Set down, word for word, the stretch of lines from the one containing "Parse this screenshot: output" to the end of the records below.

■ ■ ■ ■ ■

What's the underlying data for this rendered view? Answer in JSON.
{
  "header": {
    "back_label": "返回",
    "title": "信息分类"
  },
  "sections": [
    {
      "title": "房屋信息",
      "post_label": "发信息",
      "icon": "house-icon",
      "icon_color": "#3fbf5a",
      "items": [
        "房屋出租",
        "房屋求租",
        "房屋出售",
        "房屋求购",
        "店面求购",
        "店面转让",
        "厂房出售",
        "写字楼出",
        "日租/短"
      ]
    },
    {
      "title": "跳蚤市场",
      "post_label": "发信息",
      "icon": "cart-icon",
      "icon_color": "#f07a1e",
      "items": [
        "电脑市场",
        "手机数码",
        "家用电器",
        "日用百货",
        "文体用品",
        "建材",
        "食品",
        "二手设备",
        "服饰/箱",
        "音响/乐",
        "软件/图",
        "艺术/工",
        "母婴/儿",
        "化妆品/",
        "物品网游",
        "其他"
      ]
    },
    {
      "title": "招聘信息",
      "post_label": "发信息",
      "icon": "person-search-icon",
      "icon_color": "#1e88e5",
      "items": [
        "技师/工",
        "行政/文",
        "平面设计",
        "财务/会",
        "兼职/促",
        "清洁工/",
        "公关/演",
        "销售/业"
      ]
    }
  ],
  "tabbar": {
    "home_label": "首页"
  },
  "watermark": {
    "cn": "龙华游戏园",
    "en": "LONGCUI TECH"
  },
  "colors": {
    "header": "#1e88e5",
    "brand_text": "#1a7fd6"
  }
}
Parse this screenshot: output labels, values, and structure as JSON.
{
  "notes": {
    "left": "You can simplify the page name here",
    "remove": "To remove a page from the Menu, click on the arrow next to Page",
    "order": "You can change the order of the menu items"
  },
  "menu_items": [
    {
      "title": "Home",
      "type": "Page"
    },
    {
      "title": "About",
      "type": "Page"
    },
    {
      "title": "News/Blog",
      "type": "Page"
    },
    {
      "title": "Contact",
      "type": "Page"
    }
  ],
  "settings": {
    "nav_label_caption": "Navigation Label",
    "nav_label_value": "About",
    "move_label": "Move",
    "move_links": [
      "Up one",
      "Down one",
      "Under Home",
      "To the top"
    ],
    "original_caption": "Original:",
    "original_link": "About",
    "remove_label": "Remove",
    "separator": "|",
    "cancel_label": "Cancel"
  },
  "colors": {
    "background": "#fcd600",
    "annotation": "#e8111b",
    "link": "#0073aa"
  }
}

■ ■ ■ ■ ■

**OUTPUT**:
Parse this screenshot: output labels, values, and structure as JSON.
{
  "notes": {
    "left": "You can simplify the page name here",
    "remove": "To remove a page from the Menu, click on the arrow next to Page",
    "order": "You can change the order of the menu items"
  },
  "menu_items": [
    {
      "title": "Home",
      "type": "Page"
    },
    {
      "title": "About",
      "type": "Page"
    },
    {
      "title": "News/Blog",
      "type": "Page"
    },
    {
      "title": "Contact",
      "type": "Page"
    }
  ],
  "settings": {
    "nav_label_caption": "Navigation Label",
    "nav_label_value": "About",
    "move_label": "Move",
    "move_links": [
      "Up one",
      "Down one",
      "Under Home",
      "To the top"
    ],
    "original_caption": "Original:",
    "original_link": "About",
    "remove_label": "Remove",
    "separator": "|",
    "cancel_label": "Cancel"
  },
  "colors": {
    "background": "#fcd600",
    "annotation": "#e8111b",
    "link": "#0073aa"
  }
}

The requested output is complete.